**Job**
In the data below, find every line with the string "USビーフ使用" and pull it out.

**Given data**
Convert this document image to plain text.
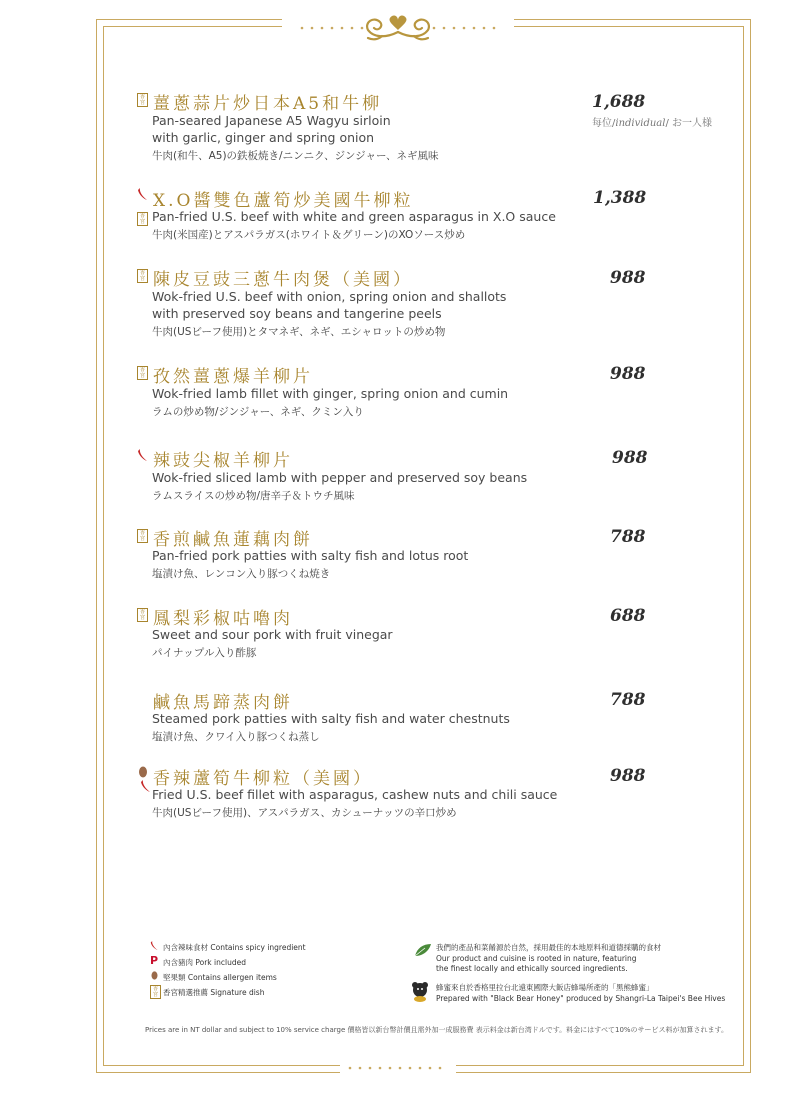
香宮 薑蔥蒜片炒日本A5和牛柳
Pan-seared Japanese A5 Wagyu sirloin
with garlic, ginger and spring onion
牛肉(和牛、A5)の鉄板焼き/ニンニク、ジンジャー、ネギ風味
1,688
每位/individual/ お一人様
香宮
X.O醬雙色蘆筍炒美國牛柳粒
Pan-fried U.S. beef with white and green asparagus in X.O sauce
牛肉(米国産)とアスパラガス(ホワイト＆グリーン)のXOソース炒め
1,388
香宮 陳皮豆豉三蔥牛肉煲（美國）
Wok-fried U.S. beef with onion, spring onion and shallots
with preserved soy beans and tangerine peels
牛肉(USビーフ使用)とタマネギ、ネギ、エシャロットの炒め物
988
香宮 孜然薑蔥爆羊柳片
Wok-fried lamb fillet with ginger, spring onion and cumin
ラムの炒め物/ジンジャー、ネギ、クミン入り
988
辣豉尖椒羊柳片
Wok-fried sliced lamb with pepper and preserved soy beans
ラムスライスの炒め物/唐辛子＆トウチ風味
988
香宮 香煎鹹魚蓮藕肉餅
Pan-fried pork patties with salty fish and lotus root
塩漬け魚、レンコン入り豚つくね焼き
788
香宮 鳳梨彩椒咕嚕肉
Sweet and sour pork with fruit vinegar
パイナップル入り酢豚
688
鹹魚馬蹄蒸肉餅
Steamed pork patties with salty fish and water chestnuts
塩漬け魚、クワイ入り豚つくね蒸し
788
香辣蘆筍牛柳粒（美國）
Fried U.S. beef fillet with asparagus, cashew nuts and chili sauce
牛肉(USビーフ使用)、アスパラガス、カシューナッツの辛口炒め
988
內含辣味食材 Contains spicy ingredient
P 內含豬肉 Pork included
堅果類 Contains allergen items
香宮 香宮精選推薦 Signature dish
我們的產品和菜餚源於自然，採用最佳的本地原料和道德採購的食材
Our product and cuisine is rooted in nature, featuring
the finest locally and ethically sourced ingredients.
蜂蜜來自於香格里拉台北遠東國際大飯店蜂場所產的「黑熊蜂蜜」
Prepared with "Black Bear Honey" produced by Shangri-La Taipei's Bee Hives
Prices are in NT dollar and subject to 10% service charge 價格皆以新台幣計價且需外加一成服務費 表示料金は新台湾ドルです。料金にはすべて10%のサービス料が加算されます。
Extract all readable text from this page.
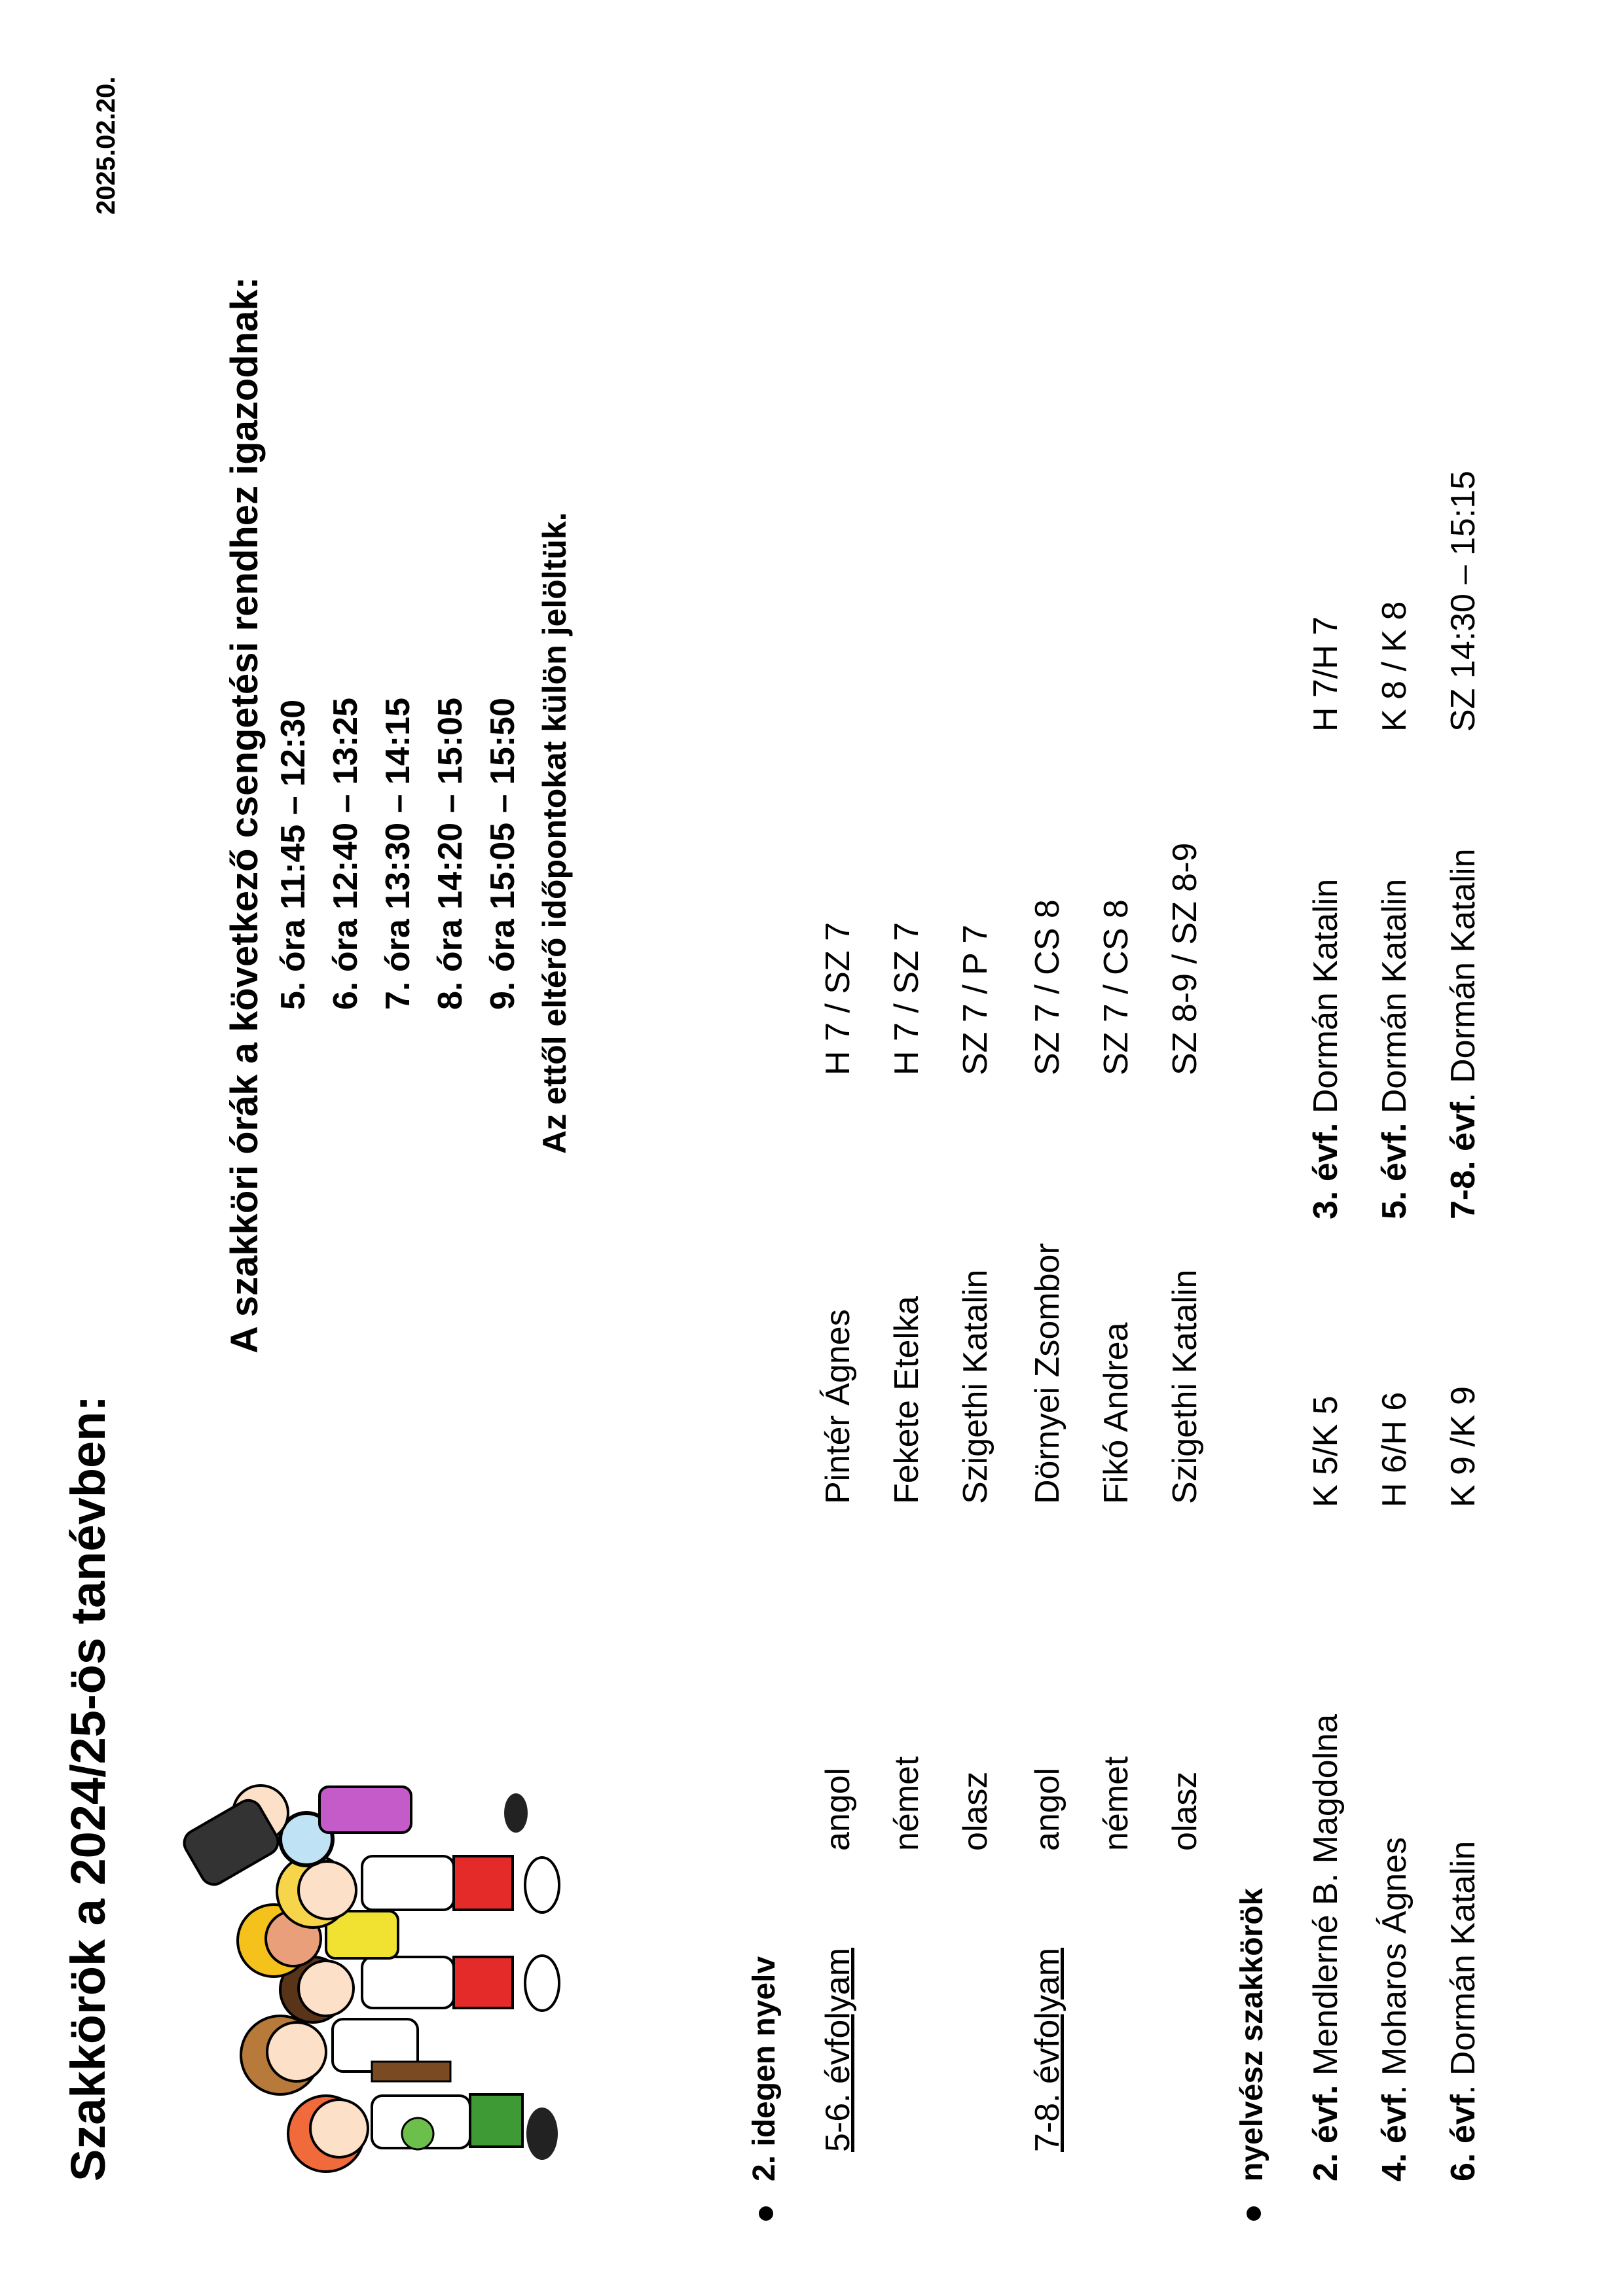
Szakkörök a 2024/25-ös tanévben:
2025.02.20.
A szakköri órák a következő csengetési rendhez igazodnak: 5. óra 11:45 – 12:30
6. óra 12:40 – 13:25
7. óra 13:30 – 14:15
8. óra 14:20 – 15:05
9. óra 15:05 – 15:50 Az ettől eltérő időpontokat külön jelöltük.
2. idegen nyelv 5-6. évfolyam
angol
Pintér Ágnes
H 7 / SZ 7
német
Fekete Etelka
H 7 / SZ 7
olasz
Szigethi Katalin
SZ 7 / P 7
7-8. évfolyam
angol
Dörnyei Zsombor
SZ 7 / CS 8
német
Fikó Andrea
SZ 7 / CS 8
olasz
Szigethi Katalin
SZ 8-9 / SZ 8-9
nyelvész szakkörök 2. évf. Mendlerné B. Magdolna
K 5/K 5
3. évf. Dormán Katalin
H 7/H 7
4. évf. Moharos Ágnes
H 6/H 6
5. évf. Dormán Katalin
K 8 / K 8
6. évf. Dormán Katalin
K 9 /K 9
7-8. évf. Dormán Katalin
SZ 14:30 – 15:15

**Complete output**
牛肉(USビーフ使用)とタマネギ、ネギ、エシャロットの炒め物
牛肉(USビーフ使用)、アスパラガス、カシューナッツの辛口炒め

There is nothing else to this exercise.